◆ TO BE DONE: Search the listing for the string "Средняя" and copy every line that contains it.

◆ DATASET EXTRACT:
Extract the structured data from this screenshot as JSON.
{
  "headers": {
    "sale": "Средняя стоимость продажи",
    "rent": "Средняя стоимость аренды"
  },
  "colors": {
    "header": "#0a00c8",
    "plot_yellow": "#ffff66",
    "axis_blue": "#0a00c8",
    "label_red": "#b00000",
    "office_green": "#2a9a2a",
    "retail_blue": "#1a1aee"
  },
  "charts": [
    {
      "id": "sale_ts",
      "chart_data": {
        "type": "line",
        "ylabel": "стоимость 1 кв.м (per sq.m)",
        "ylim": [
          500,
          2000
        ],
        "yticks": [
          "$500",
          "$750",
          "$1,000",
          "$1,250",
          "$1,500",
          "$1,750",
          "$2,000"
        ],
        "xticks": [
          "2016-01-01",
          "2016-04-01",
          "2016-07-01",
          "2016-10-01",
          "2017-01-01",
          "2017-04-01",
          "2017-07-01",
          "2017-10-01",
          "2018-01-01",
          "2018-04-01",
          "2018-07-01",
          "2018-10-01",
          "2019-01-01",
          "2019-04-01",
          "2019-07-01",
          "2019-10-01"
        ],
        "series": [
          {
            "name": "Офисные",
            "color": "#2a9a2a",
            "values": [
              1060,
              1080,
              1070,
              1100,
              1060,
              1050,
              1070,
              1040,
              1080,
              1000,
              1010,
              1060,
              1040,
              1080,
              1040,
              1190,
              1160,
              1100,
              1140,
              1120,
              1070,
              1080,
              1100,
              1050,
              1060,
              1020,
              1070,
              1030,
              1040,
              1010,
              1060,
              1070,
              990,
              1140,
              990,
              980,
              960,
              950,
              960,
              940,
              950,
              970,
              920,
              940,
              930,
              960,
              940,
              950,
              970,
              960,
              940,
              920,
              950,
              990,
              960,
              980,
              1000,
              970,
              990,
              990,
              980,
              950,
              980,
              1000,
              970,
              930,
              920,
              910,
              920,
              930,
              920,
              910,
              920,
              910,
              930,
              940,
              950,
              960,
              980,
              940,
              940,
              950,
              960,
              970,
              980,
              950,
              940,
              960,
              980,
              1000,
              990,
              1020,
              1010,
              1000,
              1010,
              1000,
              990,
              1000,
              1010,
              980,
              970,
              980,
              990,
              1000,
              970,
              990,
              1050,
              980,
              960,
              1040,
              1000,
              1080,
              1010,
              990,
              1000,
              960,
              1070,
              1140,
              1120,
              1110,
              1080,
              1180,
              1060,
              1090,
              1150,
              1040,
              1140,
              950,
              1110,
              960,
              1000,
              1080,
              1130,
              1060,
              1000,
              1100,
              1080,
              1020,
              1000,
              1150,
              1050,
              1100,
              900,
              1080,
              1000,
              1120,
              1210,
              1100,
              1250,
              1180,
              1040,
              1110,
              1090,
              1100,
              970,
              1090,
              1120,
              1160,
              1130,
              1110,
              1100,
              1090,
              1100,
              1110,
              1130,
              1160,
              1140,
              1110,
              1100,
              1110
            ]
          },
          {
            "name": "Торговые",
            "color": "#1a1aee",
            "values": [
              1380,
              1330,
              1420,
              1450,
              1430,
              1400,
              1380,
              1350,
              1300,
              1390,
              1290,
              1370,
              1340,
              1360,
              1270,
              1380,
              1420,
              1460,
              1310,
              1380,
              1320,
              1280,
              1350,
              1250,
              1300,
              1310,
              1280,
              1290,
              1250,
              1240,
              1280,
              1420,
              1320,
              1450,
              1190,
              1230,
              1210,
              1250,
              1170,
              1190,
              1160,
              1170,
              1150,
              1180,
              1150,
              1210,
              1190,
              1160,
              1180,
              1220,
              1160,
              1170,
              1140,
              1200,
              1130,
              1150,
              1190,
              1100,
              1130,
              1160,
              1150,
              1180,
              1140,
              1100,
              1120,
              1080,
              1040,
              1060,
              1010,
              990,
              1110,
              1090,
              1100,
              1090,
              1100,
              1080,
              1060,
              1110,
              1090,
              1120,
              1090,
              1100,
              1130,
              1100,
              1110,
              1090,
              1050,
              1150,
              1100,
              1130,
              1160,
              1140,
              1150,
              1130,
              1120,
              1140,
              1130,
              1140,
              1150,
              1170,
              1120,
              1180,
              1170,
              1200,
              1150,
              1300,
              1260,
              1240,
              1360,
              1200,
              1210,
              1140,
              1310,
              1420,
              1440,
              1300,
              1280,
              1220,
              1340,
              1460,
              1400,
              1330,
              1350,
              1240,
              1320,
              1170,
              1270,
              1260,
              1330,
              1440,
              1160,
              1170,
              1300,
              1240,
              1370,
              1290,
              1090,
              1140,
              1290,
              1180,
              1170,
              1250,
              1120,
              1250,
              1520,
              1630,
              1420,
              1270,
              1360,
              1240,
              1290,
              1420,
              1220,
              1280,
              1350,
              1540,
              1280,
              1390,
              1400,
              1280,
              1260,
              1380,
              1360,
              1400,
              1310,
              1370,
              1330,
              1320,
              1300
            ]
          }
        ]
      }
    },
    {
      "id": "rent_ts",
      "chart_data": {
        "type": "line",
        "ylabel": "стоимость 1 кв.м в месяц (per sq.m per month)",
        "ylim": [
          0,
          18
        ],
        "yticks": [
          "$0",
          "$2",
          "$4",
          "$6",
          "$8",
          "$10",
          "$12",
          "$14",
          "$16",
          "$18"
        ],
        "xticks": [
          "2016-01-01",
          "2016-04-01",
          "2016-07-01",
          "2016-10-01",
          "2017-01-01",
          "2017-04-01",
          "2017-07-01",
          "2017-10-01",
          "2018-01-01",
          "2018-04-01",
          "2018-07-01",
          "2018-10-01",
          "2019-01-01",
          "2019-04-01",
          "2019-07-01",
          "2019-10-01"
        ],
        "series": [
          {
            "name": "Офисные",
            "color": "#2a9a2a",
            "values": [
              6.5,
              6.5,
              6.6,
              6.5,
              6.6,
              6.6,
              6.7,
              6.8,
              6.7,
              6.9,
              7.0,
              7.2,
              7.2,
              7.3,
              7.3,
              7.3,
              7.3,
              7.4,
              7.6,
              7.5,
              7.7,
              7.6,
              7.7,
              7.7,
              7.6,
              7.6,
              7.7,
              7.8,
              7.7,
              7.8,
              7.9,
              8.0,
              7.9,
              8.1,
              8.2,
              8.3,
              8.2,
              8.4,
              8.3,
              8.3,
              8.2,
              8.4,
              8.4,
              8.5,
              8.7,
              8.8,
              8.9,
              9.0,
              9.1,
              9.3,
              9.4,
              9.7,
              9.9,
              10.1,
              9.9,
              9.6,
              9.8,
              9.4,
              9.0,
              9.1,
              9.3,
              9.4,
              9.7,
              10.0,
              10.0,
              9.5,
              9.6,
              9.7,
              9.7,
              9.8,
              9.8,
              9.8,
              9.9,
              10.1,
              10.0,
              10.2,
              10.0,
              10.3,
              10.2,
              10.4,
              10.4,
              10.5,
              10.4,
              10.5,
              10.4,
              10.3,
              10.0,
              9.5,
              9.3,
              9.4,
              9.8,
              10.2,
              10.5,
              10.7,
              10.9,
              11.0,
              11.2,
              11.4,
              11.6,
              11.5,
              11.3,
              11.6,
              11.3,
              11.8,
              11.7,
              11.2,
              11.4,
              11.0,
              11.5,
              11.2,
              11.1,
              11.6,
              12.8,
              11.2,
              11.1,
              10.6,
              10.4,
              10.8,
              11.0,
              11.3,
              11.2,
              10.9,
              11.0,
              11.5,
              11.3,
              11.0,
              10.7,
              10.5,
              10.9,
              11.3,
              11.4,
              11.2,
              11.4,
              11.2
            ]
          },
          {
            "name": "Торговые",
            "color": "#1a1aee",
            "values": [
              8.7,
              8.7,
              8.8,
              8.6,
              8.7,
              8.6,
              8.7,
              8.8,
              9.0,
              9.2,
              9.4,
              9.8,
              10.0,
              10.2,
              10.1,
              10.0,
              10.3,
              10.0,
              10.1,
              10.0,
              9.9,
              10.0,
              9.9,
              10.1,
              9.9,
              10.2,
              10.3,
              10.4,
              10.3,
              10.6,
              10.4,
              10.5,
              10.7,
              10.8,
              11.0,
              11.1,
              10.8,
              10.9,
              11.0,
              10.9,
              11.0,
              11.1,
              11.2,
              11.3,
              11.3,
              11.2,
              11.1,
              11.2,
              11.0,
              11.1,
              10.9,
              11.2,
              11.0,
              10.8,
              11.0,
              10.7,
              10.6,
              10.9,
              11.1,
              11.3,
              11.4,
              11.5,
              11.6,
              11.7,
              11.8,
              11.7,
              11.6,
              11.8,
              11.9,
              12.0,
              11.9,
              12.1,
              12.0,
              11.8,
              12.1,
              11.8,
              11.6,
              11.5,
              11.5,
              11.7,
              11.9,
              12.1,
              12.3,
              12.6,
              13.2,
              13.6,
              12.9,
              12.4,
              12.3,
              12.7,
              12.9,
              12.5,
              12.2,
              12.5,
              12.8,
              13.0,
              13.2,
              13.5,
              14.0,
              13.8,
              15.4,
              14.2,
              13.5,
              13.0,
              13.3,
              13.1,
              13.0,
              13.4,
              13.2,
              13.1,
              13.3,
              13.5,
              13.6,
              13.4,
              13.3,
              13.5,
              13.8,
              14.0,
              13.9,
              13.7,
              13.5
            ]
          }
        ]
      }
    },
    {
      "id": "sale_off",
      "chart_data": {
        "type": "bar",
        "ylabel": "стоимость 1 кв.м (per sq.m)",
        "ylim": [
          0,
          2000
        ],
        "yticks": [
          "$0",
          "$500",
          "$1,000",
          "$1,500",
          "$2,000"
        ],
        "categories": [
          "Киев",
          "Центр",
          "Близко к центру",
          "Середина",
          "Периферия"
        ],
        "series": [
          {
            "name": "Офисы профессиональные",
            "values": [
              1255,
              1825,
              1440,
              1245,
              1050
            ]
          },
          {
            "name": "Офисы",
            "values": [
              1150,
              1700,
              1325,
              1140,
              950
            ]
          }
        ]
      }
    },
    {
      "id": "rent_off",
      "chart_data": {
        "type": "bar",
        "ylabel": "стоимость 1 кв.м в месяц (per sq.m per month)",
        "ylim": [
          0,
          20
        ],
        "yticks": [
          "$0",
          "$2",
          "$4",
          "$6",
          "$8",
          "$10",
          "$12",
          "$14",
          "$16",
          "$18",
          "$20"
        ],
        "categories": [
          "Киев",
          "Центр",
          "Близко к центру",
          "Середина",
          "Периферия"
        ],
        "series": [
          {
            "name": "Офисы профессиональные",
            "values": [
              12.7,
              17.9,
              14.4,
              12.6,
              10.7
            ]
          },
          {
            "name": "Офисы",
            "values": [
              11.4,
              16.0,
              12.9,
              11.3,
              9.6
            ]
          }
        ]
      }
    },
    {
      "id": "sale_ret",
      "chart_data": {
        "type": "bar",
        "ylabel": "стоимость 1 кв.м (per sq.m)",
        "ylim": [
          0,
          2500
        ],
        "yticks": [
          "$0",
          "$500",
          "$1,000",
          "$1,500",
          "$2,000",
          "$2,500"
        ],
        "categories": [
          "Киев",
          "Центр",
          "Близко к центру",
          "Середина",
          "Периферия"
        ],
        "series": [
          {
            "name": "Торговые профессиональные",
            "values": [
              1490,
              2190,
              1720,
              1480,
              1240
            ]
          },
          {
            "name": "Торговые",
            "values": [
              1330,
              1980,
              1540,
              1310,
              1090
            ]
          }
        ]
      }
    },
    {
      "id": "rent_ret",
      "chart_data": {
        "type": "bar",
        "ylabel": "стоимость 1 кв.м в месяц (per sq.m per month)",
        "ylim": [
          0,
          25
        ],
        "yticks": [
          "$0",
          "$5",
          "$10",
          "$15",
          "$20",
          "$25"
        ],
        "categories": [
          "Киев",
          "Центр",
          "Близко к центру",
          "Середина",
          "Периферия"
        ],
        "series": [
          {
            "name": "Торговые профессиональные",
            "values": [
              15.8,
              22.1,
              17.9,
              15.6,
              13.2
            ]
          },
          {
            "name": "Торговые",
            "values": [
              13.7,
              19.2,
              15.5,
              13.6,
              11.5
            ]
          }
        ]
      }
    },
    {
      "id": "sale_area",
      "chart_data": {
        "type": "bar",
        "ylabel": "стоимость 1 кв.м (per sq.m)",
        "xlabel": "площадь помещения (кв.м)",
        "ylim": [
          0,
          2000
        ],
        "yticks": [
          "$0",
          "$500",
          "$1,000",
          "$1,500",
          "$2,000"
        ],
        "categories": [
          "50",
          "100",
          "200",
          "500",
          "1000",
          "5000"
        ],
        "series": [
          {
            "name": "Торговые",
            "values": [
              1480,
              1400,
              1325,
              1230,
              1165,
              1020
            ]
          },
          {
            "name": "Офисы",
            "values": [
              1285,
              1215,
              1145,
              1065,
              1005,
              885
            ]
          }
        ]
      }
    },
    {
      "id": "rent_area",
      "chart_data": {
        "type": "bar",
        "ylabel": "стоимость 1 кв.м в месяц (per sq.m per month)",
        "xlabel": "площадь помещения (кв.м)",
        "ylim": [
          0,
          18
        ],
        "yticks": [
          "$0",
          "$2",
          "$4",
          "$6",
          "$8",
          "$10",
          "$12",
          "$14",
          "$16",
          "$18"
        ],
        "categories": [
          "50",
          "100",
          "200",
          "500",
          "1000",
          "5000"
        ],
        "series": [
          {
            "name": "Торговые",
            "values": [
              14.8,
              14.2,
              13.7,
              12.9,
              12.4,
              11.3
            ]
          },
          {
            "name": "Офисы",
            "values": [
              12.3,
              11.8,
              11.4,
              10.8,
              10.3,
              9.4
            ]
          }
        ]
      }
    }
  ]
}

◆ THE COMPLETED TASK:
    "sale": "Средняя стоимость продажи",
    "rent": "Средняя стоимость аренды"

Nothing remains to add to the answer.